▸ **Records to use**

"""

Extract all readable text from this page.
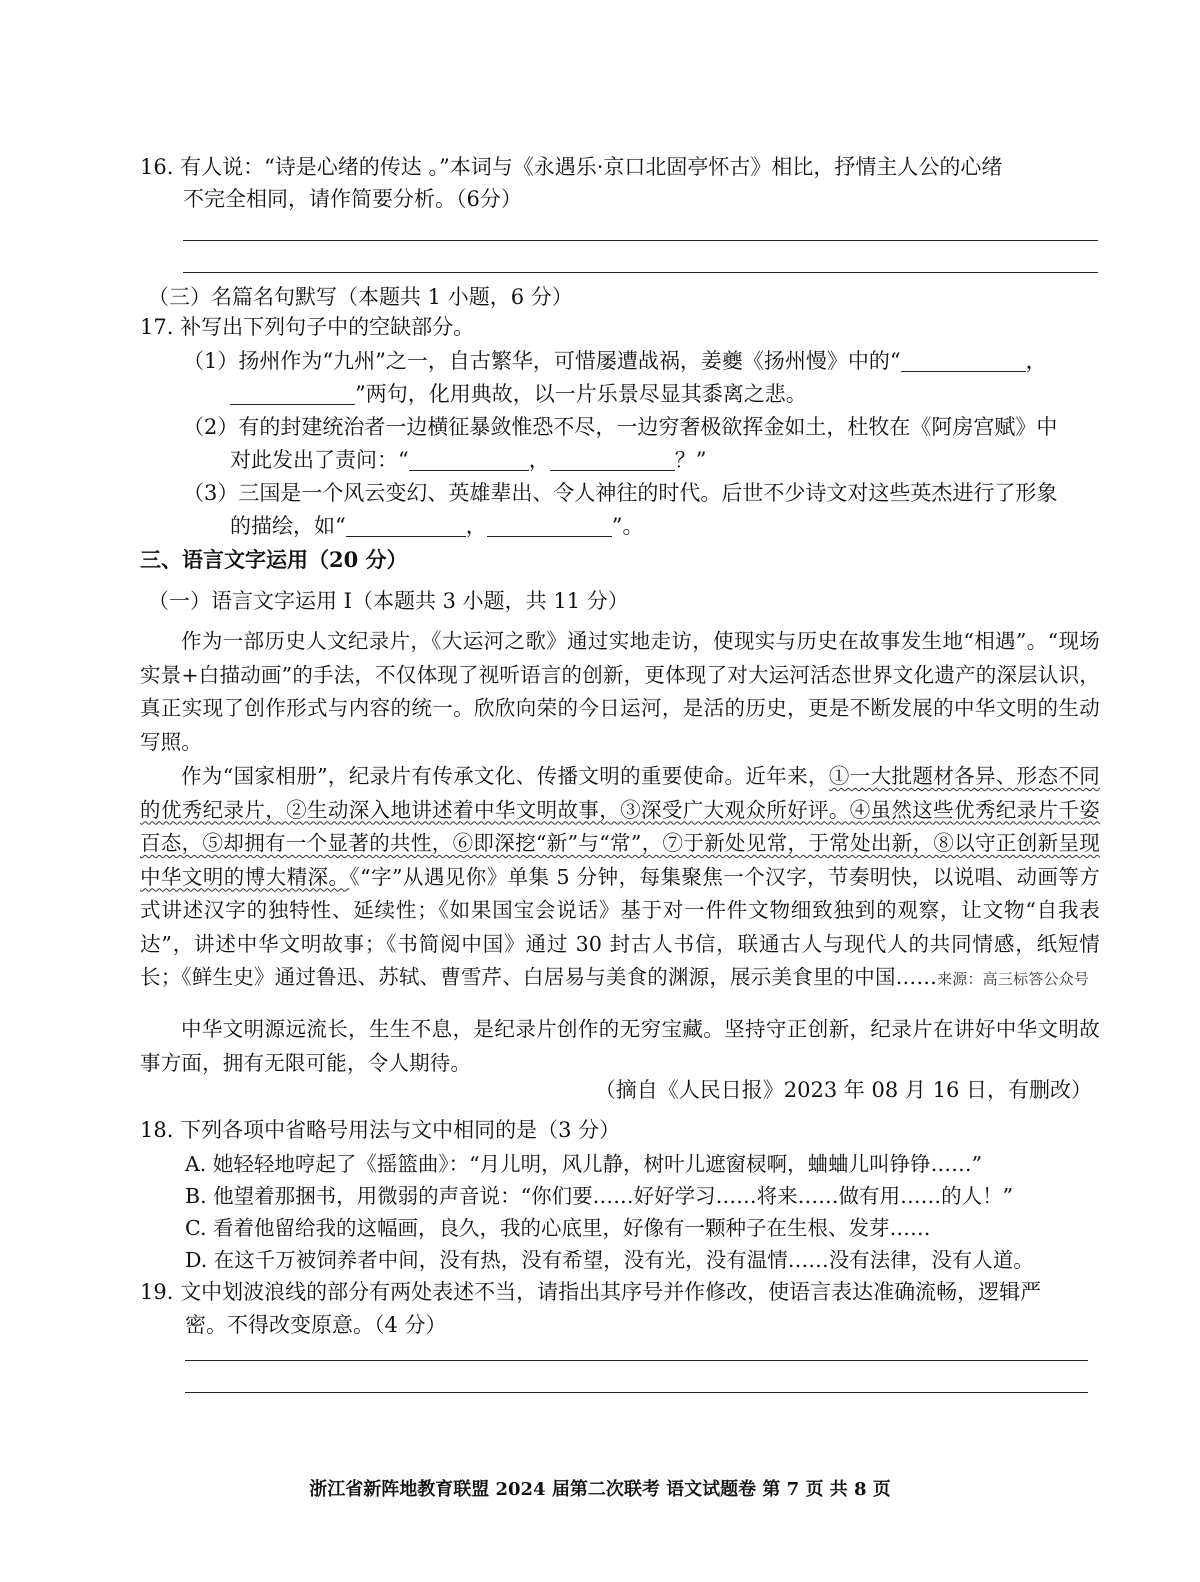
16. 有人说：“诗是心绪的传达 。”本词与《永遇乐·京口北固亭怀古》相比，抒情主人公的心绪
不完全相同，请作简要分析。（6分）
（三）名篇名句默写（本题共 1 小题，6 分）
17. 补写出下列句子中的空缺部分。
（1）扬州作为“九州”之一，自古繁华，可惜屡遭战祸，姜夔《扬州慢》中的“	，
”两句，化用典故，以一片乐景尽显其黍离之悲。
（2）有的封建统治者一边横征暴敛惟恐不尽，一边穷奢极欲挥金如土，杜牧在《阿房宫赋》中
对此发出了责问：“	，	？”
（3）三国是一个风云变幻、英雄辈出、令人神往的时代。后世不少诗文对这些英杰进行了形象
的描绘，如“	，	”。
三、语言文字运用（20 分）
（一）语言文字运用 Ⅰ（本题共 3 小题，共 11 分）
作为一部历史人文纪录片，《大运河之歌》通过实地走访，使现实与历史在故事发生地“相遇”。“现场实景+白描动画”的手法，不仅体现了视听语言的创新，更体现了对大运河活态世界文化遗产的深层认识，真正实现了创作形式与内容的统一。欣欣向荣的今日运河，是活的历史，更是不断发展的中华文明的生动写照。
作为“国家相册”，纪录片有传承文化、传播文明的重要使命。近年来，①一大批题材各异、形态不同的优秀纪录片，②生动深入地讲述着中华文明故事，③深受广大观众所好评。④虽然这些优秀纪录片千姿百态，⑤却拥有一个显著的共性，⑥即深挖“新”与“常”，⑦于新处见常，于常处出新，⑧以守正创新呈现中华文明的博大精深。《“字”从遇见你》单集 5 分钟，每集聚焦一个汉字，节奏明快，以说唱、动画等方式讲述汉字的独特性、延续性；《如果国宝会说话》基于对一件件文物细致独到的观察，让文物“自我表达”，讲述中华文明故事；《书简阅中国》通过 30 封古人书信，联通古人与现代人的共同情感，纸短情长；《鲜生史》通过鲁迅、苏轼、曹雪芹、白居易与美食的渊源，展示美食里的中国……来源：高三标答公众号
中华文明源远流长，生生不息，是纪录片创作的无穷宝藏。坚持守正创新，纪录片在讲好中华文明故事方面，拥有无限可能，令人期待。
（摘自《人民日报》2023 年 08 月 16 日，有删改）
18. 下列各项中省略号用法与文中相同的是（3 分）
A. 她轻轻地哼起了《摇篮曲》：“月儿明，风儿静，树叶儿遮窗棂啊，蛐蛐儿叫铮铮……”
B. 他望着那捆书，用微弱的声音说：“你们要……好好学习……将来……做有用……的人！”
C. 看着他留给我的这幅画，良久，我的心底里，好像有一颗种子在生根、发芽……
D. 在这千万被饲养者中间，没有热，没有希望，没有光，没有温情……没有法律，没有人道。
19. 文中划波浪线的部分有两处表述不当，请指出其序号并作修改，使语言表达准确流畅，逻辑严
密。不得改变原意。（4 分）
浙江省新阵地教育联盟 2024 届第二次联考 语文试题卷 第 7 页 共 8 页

"""
"""

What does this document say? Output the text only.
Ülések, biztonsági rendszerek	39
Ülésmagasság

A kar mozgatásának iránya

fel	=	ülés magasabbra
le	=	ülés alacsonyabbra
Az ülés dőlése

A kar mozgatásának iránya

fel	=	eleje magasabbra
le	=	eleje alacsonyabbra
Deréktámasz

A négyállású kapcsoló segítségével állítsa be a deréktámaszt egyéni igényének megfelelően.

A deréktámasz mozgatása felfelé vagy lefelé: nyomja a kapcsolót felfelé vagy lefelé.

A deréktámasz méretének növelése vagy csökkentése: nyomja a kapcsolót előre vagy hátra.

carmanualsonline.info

"""

▸ **Task instructions**
Supply the count of lines in the entries that contain the word "kapcsolót", and nothing besides.

▸ **Problem solution**
2